-- Start --

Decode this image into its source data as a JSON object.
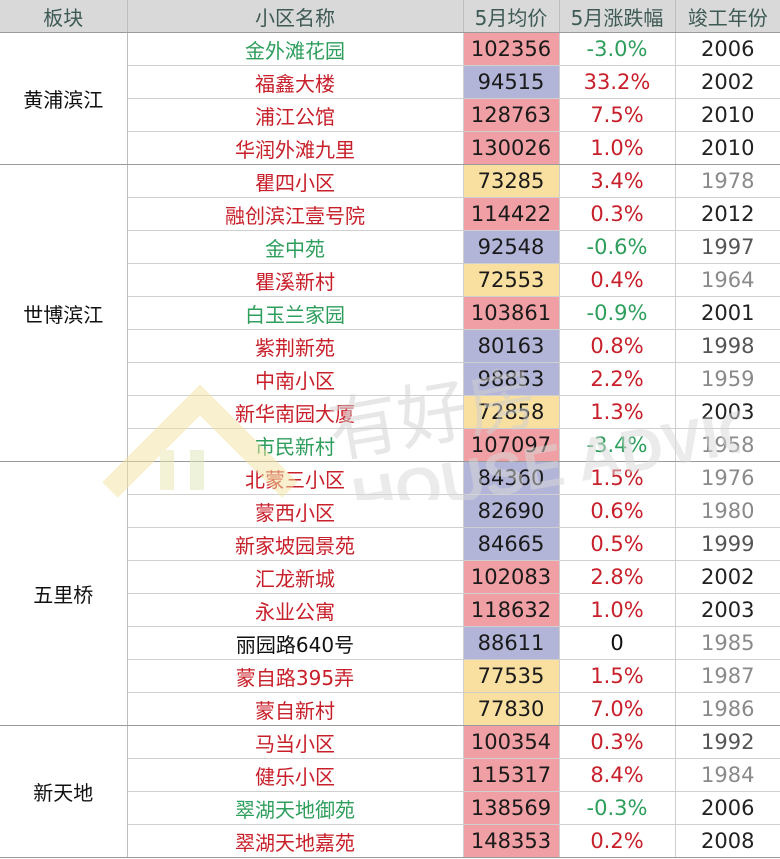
{
  "colors": {
    "header_bg": "#d9d9d9",
    "header_text": "#3e5a55",
    "up_red": "#c8202a",
    "down_green": "#2e9e5c",
    "neutral": "#111111",
    "price_high_pink": "#f0a0a4",
    "price_mid_lavender": "#b2b4d8",
    "price_low_yellow": "#f9dfa0",
    "year_old_gray": "#8a8a8a",
    "year_new_black": "#222222"
  },
  "table": {
    "headers": [
      "板块",
      "小区名称",
      "5月均价",
      "5月涨跌幅",
      "竣工年份"
    ],
    "groups": [
      {
        "block": "黄浦滨江",
        "rows": [
          {
            "name": "金外滩花园",
            "price": "102356",
            "change": "-3.0%",
            "year": "2006",
            "trend": "down",
            "tier": "high",
            "age": "new"
          },
          {
            "name": "福鑫大楼",
            "price": "94515",
            "change": "33.2%",
            "year": "2002",
            "trend": "up",
            "tier": "mid",
            "age": "new"
          },
          {
            "name": "浦江公馆",
            "price": "128763",
            "change": "7.5%",
            "year": "2010",
            "trend": "up",
            "tier": "high",
            "age": "new"
          },
          {
            "name": "华润外滩九里",
            "price": "130026",
            "change": "1.0%",
            "year": "2010",
            "trend": "up",
            "tier": "high",
            "age": "new"
          }
        ]
      },
      {
        "block": "世博滨江",
        "rows": [
          {
            "name": "瞿四小区",
            "price": "73285",
            "change": "3.4%",
            "year": "1978",
            "trend": "up",
            "tier": "low",
            "age": "old"
          },
          {
            "name": "融创滨江壹号院",
            "price": "114422",
            "change": "0.3%",
            "year": "2012",
            "trend": "up",
            "tier": "high",
            "age": "new"
          },
          {
            "name": "金中苑",
            "price": "92548",
            "change": "-0.6%",
            "year": "1997",
            "trend": "down",
            "tier": "mid",
            "age": "mid"
          },
          {
            "name": "瞿溪新村",
            "price": "72553",
            "change": "0.4%",
            "year": "1964",
            "trend": "up",
            "tier": "low",
            "age": "old"
          },
          {
            "name": "白玉兰家园",
            "price": "103861",
            "change": "-0.9%",
            "year": "2001",
            "trend": "down",
            "tier": "high",
            "age": "new"
          },
          {
            "name": "紫荆新苑",
            "price": "80163",
            "change": "0.8%",
            "year": "1998",
            "trend": "up",
            "tier": "mid",
            "age": "mid"
          },
          {
            "name": "中南小区",
            "price": "98853",
            "change": "2.2%",
            "year": "1959",
            "trend": "up",
            "tier": "mid",
            "age": "old"
          },
          {
            "name": "新华南园大厦",
            "price": "72858",
            "change": "1.3%",
            "year": "2003",
            "trend": "up",
            "tier": "low",
            "age": "new"
          },
          {
            "name": "市民新村",
            "price": "107097",
            "change": "-3.4%",
            "year": "1958",
            "trend": "down",
            "tier": "high",
            "age": "old"
          }
        ]
      },
      {
        "block": "五里桥",
        "rows": [
          {
            "name": "北蒙三小区",
            "price": "84360",
            "change": "1.5%",
            "year": "1976",
            "trend": "up",
            "tier": "mid",
            "age": "old"
          },
          {
            "name": "蒙西小区",
            "price": "82690",
            "change": "0.6%",
            "year": "1980",
            "trend": "up",
            "tier": "mid",
            "age": "old"
          },
          {
            "name": "新家坡园景苑",
            "price": "84665",
            "change": "0.5%",
            "year": "1999",
            "trend": "up",
            "tier": "mid",
            "age": "mid"
          },
          {
            "name": "汇龙新城",
            "price": "102083",
            "change": "2.8%",
            "year": "2002",
            "trend": "up",
            "tier": "high",
            "age": "new"
          },
          {
            "name": "永业公寓",
            "price": "118632",
            "change": "1.0%",
            "year": "2003",
            "trend": "up",
            "tier": "high",
            "age": "new"
          },
          {
            "name": "丽园路640号",
            "price": "88611",
            "change": "0",
            "year": "1985",
            "trend": "flat",
            "tier": "mid",
            "age": "old"
          },
          {
            "name": "蒙自路395弄",
            "price": "77535",
            "change": "1.5%",
            "year": "1987",
            "trend": "up",
            "tier": "low",
            "age": "old"
          },
          {
            "name": "蒙自新村",
            "price": "77830",
            "change": "7.0%",
            "year": "1986",
            "trend": "up",
            "tier": "low",
            "age": "old"
          }
        ]
      },
      {
        "block": "新天地",
        "rows": [
          {
            "name": "马当小区",
            "price": "100354",
            "change": "0.3%",
            "year": "1992",
            "trend": "up",
            "tier": "high",
            "age": "mid"
          },
          {
            "name": "健乐小区",
            "price": "115317",
            "change": "8.4%",
            "year": "1984",
            "trend": "up",
            "tier": "high",
            "age": "old"
          },
          {
            "name": "翠湖天地御苑",
            "price": "138569",
            "change": "-0.3%",
            "year": "2006",
            "trend": "down",
            "tier": "high",
            "age": "new"
          },
          {
            "name": "翠湖天地嘉苑",
            "price": "148353",
            "change": "0.2%",
            "year": "2008",
            "trend": "up",
            "tier": "high",
            "age": "new"
          }
        ]
      }
    ]
  },
  "watermark": {
    "cn": "有好房",
    "en": "HOUSE ADVICE"
  }
}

-- End --

- Exercise details -
The records above must be printed exactly; the pictures stay out.

- Task solution -
Decode this image into its source data as a JSON object.
{
  "colors": {
    "header_bg": "#d9d9d9",
    "header_text": "#3e5a55",
    "up_red": "#c8202a",
    "down_green": "#2e9e5c",
    "neutral": "#111111",
    "price_high_pink": "#f0a0a4",
    "price_mid_lavender": "#b2b4d8",
    "price_low_yellow": "#f9dfa0",
    "year_old_gray": "#8a8a8a",
    "year_new_black": "#222222"
  },
  "table": {
    "headers": [
      "板块",
      "小区名称",
      "5月均价",
      "5月涨跌幅",
      "竣工年份"
    ],
    "groups": [
      {
        "block": "黄浦滨江",
        "rows": [
          {
            "name": "金外滩花园",
            "price": "102356",
            "change": "-3.0%",
            "year": "2006",
            "trend": "down",
            "tier": "high",
            "age": "new"
          },
          {
            "name": "福鑫大楼",
            "price": "94515",
            "change": "33.2%",
            "year": "2002",
            "trend": "up",
            "tier": "mid",
            "age": "new"
          },
          {
            "name": "浦江公馆",
            "price": "128763",
            "change": "7.5%",
            "year": "2010",
            "trend": "up",
            "tier": "high",
            "age": "new"
          },
          {
            "name": "华润外滩九里",
            "price": "130026",
            "change": "1.0%",
            "year": "2010",
            "trend": "up",
            "tier": "high",
            "age": "new"
          }
        ]
      },
      {
        "block": "世博滨江",
        "rows": [
          {
            "name": "瞿四小区",
            "price": "73285",
            "change": "3.4%",
            "year": "1978",
            "trend": "up",
            "tier": "low",
            "age": "old"
          },
          {
            "name": "融创滨江壹号院",
            "price": "114422",
            "change": "0.3%",
            "year": "2012",
            "trend": "up",
            "tier": "high",
            "age": "new"
          },
          {
            "name": "金中苑",
            "price": "92548",
            "change": "-0.6%",
            "year": "1997",
            "trend": "down",
            "tier": "mid",
            "age": "mid"
          },
          {
            "name": "瞿溪新村",
            "price": "72553",
            "change": "0.4%",
            "year": "1964",
            "trend": "up",
            "tier": "low",
            "age": "old"
          },
          {
            "name": "白玉兰家园",
            "price": "103861",
            "change": "-0.9%",
            "year": "2001",
            "trend": "down",
            "tier": "high",
            "age": "new"
          },
          {
            "name": "紫荆新苑",
            "price": "80163",
            "change": "0.8%",
            "year": "1998",
            "trend": "up",
            "tier": "mid",
            "age": "mid"
          },
          {
            "name": "中南小区",
            "price": "98853",
            "change": "2.2%",
            "year": "1959",
            "trend": "up",
            "tier": "mid",
            "age": "old"
          },
          {
            "name": "新华南园大厦",
            "price": "72858",
            "change": "1.3%",
            "year": "2003",
            "trend": "up",
            "tier": "low",
            "age": "new"
          },
          {
            "name": "市民新村",
            "price": "107097",
            "change": "-3.4%",
            "year": "1958",
            "trend": "down",
            "tier": "high",
            "age": "old"
          }
        ]
      },
      {
        "block": "五里桥",
        "rows": [
          {
            "name": "北蒙三小区",
            "price": "84360",
            "change": "1.5%",
            "year": "1976",
            "trend": "up",
            "tier": "mid",
            "age": "old"
          },
          {
            "name": "蒙西小区",
            "price": "82690",
            "change": "0.6%",
            "year": "1980",
            "trend": "up",
            "tier": "mid",
            "age": "old"
          },
          {
            "name": "新家坡园景苑",
            "price": "84665",
            "change": "0.5%",
            "year": "1999",
            "trend": "up",
            "tier": "mid",
            "age": "mid"
          },
          {
            "name": "汇龙新城",
            "price": "102083",
            "change": "2.8%",
            "year": "2002",
            "trend": "up",
            "tier": "high",
            "age": "new"
          },
          {
            "name": "永业公寓",
            "price": "118632",
            "change": "1.0%",
            "year": "2003",
            "trend": "up",
            "tier": "high",
            "age": "new"
          },
          {
            "name": "丽园路640号",
            "price": "88611",
            "change": "0",
            "year": "1985",
            "trend": "flat",
            "tier": "mid",
            "age": "old"
          },
          {
            "name": "蒙自路395弄",
            "price": "77535",
            "change": "1.5%",
            "year": "1987",
            "trend": "up",
            "tier": "low",
            "age": "old"
          },
          {
            "name": "蒙自新村",
            "price": "77830",
            "change": "7.0%",
            "year": "1986",
            "trend": "up",
            "tier": "low",
            "age": "old"
          }
        ]
      },
      {
        "block": "新天地",
        "rows": [
          {
            "name": "马当小区",
            "price": "100354",
            "change": "0.3%",
            "year": "1992",
            "trend": "up",
            "tier": "high",
            "age": "mid"
          },
          {
            "name": "健乐小区",
            "price": "115317",
            "change": "8.4%",
            "year": "1984",
            "trend": "up",
            "tier": "high",
            "age": "old"
          },
          {
            "name": "翠湖天地御苑",
            "price": "138569",
            "change": "-0.3%",
            "year": "2006",
            "trend": "down",
            "tier": "high",
            "age": "new"
          },
          {
            "name": "翠湖天地嘉苑",
            "price": "148353",
            "change": "0.2%",
            "year": "2008",
            "trend": "up",
            "tier": "high",
            "age": "new"
          }
        ]
      }
    ]
  },
  "watermark": {
    "cn": "有好房",
    "en": "HOUSE ADVICE"
  }
}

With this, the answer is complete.